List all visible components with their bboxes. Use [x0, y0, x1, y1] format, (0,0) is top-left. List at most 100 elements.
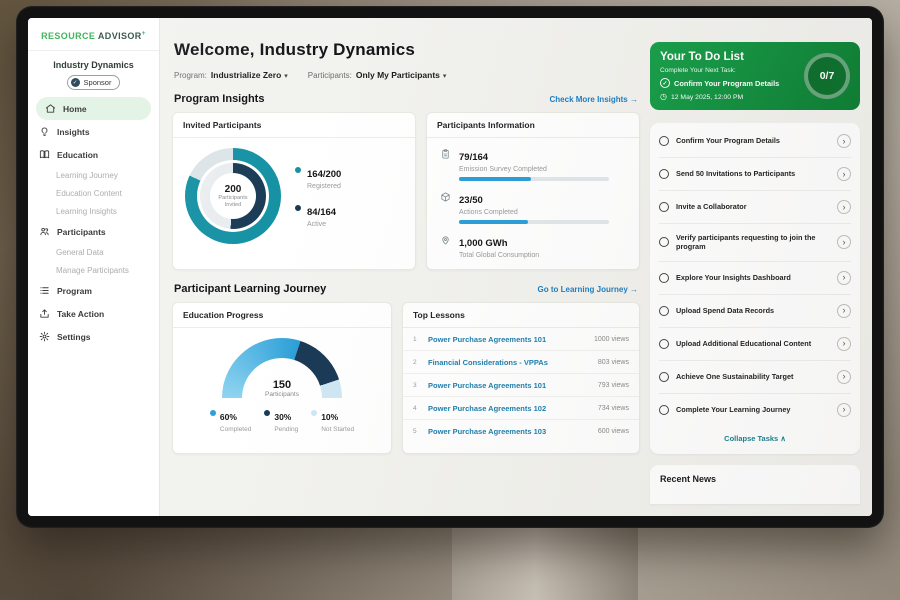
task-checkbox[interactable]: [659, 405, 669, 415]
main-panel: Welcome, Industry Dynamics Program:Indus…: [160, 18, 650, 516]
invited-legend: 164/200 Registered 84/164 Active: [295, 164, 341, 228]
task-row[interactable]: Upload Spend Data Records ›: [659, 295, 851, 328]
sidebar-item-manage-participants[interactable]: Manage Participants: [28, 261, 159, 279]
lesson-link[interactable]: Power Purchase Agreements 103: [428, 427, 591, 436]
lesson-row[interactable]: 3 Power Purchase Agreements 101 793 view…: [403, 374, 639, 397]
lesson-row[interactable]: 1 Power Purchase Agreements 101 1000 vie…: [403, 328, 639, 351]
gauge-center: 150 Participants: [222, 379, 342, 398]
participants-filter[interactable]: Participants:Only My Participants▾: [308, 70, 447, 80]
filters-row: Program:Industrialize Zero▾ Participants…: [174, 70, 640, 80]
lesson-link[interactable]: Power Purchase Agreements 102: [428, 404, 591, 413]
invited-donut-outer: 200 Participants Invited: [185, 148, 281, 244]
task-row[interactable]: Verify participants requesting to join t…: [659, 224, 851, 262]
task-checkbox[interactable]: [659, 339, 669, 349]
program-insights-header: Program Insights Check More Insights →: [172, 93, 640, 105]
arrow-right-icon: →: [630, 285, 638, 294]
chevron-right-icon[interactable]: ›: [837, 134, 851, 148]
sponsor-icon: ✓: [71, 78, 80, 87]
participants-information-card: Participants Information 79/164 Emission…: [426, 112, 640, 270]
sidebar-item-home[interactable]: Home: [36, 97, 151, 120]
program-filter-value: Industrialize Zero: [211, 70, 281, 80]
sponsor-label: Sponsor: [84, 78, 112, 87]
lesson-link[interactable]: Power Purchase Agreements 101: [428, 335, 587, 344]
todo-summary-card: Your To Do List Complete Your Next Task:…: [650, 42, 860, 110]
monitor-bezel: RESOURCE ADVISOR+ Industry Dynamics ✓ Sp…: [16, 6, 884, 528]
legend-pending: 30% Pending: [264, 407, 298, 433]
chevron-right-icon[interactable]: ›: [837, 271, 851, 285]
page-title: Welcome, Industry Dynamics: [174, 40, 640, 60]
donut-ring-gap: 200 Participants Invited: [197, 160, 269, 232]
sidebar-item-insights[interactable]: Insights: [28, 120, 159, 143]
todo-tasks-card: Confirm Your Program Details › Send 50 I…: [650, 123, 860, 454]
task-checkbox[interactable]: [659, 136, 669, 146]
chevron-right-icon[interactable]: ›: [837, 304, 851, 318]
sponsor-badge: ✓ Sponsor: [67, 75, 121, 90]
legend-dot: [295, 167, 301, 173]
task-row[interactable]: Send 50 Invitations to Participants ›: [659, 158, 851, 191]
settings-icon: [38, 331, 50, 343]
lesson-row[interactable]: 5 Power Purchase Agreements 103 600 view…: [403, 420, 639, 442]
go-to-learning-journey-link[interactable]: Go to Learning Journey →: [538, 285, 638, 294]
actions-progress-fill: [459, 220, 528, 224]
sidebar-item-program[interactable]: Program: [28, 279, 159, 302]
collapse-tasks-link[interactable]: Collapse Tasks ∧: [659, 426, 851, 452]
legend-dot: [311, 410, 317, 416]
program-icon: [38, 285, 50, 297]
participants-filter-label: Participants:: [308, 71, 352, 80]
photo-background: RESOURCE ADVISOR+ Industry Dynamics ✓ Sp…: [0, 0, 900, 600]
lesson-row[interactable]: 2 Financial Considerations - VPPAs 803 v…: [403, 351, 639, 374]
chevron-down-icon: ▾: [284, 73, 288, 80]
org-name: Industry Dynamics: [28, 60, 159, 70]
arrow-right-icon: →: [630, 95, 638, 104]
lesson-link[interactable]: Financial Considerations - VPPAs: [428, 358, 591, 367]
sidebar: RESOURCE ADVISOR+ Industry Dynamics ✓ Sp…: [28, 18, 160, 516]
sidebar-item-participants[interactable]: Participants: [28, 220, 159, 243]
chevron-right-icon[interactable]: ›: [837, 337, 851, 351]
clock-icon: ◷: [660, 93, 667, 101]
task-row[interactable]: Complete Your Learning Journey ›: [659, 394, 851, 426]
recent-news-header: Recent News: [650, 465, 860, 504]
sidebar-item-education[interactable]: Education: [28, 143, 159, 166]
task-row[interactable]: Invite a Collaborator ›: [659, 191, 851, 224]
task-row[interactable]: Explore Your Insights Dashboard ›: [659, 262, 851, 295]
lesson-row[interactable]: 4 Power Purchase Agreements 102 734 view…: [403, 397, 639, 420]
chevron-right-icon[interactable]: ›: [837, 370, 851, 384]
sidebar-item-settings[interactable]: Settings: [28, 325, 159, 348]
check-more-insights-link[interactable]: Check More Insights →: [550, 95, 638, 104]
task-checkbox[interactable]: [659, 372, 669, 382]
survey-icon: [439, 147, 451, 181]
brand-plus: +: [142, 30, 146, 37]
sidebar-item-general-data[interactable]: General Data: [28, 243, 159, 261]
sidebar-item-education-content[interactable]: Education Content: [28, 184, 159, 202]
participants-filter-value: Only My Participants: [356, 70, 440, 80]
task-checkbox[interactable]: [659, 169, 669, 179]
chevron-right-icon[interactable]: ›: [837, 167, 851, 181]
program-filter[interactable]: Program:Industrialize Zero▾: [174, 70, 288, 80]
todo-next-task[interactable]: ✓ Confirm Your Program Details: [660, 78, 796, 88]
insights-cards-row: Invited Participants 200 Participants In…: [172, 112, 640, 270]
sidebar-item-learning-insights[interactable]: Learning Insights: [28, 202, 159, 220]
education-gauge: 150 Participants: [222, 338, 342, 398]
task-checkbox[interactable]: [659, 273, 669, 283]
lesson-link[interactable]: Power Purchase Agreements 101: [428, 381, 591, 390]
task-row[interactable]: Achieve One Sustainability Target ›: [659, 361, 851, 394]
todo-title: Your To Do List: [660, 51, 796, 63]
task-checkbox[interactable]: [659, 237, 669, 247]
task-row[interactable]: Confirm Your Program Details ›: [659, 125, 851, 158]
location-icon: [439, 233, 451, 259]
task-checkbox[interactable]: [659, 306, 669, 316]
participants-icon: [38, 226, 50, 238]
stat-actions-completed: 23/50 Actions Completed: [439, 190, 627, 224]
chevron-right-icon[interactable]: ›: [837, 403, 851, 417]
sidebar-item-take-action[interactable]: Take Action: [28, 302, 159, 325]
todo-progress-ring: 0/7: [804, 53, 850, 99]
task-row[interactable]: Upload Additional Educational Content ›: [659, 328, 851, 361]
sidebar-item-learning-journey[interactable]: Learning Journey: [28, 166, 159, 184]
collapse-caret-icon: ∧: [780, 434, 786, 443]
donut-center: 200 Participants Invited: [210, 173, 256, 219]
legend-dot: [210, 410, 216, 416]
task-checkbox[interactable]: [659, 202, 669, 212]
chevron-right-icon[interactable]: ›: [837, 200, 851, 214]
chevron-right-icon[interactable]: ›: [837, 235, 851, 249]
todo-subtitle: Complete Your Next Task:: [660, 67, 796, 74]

-=-=-=-=-

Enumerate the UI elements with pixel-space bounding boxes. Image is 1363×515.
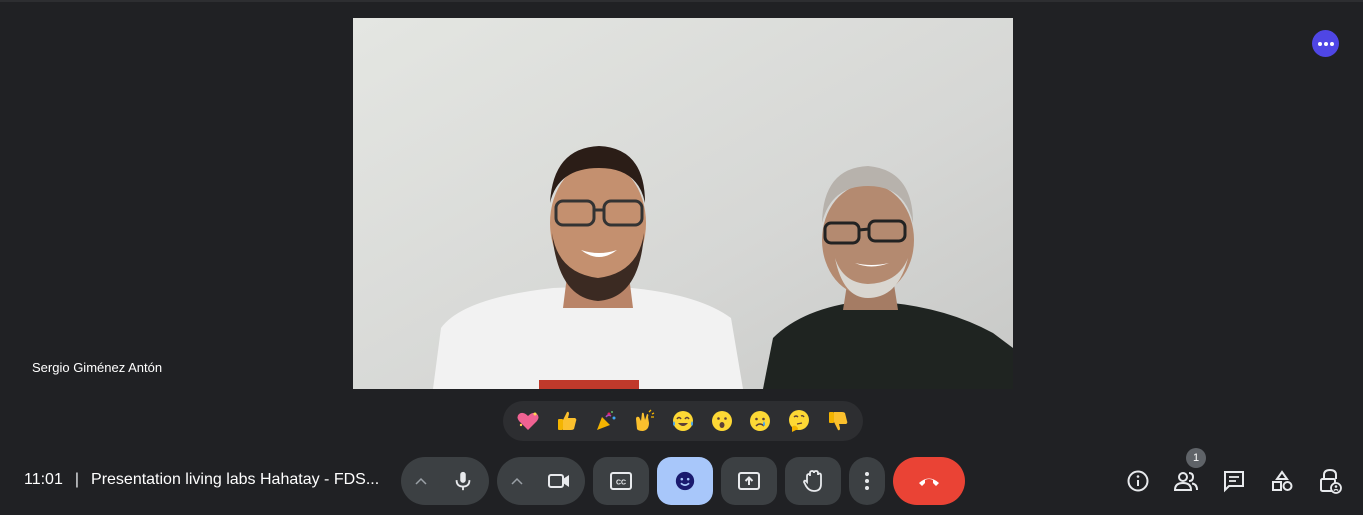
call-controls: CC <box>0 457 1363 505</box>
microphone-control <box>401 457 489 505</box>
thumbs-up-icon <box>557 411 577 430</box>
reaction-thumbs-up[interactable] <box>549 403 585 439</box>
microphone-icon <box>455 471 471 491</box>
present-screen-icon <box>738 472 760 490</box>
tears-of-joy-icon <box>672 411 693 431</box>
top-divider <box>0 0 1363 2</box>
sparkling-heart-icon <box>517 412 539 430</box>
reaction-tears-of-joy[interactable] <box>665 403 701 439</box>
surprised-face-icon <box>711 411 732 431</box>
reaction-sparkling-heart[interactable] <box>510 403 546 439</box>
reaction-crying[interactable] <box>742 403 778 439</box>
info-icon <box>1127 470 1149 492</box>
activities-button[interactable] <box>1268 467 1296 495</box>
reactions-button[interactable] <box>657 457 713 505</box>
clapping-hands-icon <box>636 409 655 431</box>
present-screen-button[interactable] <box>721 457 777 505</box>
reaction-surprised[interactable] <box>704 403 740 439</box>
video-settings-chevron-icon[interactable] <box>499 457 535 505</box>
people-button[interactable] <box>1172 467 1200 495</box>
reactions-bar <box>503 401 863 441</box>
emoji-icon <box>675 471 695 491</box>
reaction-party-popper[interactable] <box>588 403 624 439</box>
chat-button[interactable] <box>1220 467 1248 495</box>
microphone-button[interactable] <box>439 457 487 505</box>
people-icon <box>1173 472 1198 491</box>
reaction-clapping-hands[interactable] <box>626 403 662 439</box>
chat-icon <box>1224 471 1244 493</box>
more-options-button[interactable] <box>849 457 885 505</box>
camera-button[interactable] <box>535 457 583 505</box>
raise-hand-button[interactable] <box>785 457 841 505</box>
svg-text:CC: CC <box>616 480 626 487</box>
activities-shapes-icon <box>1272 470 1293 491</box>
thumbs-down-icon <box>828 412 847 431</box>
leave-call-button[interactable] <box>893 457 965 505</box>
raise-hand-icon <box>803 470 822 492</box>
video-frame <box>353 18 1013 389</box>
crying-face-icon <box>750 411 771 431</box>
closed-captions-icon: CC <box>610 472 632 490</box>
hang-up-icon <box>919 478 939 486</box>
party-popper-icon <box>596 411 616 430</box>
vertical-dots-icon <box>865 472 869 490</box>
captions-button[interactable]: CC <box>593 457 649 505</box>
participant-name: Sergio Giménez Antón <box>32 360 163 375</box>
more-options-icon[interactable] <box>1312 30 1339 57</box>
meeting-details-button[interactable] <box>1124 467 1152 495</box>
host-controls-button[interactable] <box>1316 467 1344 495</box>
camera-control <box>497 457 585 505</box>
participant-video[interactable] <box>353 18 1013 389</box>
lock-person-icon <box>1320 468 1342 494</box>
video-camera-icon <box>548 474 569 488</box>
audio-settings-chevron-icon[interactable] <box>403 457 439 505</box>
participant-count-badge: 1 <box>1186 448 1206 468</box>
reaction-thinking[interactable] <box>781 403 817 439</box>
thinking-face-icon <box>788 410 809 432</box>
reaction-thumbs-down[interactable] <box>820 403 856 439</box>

-=-=-=-=-

Report how many of the rows above contain the string "activities", giving only the number.

2